→ **Extracted entries**:
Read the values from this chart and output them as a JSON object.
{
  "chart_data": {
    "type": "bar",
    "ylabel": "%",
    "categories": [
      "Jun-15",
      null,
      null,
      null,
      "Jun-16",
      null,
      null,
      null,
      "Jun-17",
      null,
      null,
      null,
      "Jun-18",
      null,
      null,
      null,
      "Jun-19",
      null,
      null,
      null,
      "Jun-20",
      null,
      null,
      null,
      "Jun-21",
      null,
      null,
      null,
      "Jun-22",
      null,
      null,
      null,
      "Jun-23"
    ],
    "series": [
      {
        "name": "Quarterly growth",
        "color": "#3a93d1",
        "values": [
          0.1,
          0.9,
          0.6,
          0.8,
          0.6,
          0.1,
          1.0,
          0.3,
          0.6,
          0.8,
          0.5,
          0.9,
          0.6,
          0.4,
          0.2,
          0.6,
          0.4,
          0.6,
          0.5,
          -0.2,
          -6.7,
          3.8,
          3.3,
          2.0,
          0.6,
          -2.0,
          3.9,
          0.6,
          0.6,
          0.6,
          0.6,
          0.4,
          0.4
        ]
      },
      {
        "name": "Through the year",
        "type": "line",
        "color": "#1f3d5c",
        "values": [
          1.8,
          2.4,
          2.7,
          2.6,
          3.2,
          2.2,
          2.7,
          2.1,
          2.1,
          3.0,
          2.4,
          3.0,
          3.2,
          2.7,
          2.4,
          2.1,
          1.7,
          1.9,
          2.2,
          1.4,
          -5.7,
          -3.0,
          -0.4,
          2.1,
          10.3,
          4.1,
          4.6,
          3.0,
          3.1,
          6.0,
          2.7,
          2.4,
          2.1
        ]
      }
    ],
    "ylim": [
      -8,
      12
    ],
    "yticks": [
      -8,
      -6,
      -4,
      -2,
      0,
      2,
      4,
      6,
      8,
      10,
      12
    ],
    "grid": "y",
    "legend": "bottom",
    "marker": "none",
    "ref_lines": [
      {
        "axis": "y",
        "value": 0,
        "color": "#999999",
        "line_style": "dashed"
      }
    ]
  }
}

→ **What is being asked**: Above are some records. Print them all exactly.

→ **Response**:
Read the values from this chart and output them as a JSON object.
{
  "chart_data": {
    "type": "bar",
    "ylabel": "%",
    "categories": [
      "Jun-15",
      null,
      null,
      null,
      "Jun-16",
      null,
      null,
      null,
      "Jun-17",
      null,
      null,
      null,
      "Jun-18",
      null,
      null,
      null,
      "Jun-19",
      null,
      null,
      null,
      "Jun-20",
      null,
      null,
      null,
      "Jun-21",
      null,
      null,
      null,
      "Jun-22",
      null,
      null,
      null,
      "Jun-23"
    ],
    "series": [
      {
        "name": "Quarterly growth",
        "color": "#3a93d1",
        "values": [
          0.1,
          0.9,
          0.6,
          0.8,
          0.6,
          0.1,
          1.0,
          0.3,
          0.6,
          0.8,
          0.5,
          0.9,
          0.6,
          0.4,
          0.2,
          0.6,
          0.4,
          0.6,
          0.5,
          -0.2,
          -6.7,
          3.8,
          3.3,
          2.0,
          0.6,
          -2.0,
          3.9,
          0.6,
          0.6,
          0.6,
          0.6,
          0.4,
          0.4
        ]
      },
      {
        "name": "Through the year",
        "type": "line",
        "color": "#1f3d5c",
        "values": [
          1.8,
          2.4,
          2.7,
          2.6,
          3.2,
          2.2,
          2.7,
          2.1,
          2.1,
          3.0,
          2.4,
          3.0,
          3.2,
          2.7,
          2.4,
          2.1,
          1.7,
          1.9,
          2.2,
          1.4,
          -5.7,
          -3.0,
          -0.4,
          2.1,
          10.3,
          4.1,
          4.6,
          3.0,
          3.1,
          6.0,
          2.7,
          2.4,
          2.1
        ]
      }
    ],
    "ylim": [
      -8,
      12
    ],
    "yticks": [
      -8,
      -6,
      -4,
      -2,
      0,
      2,
      4,
      6,
      8,
      10,
      12
    ],
    "grid": "y",
    "legend": "bottom",
    "marker": "none",
    "ref_lines": [
      {
        "axis": "y",
        "value": 0,
        "color": "#999999",
        "line_style": "dashed"
      }
    ]
  }
}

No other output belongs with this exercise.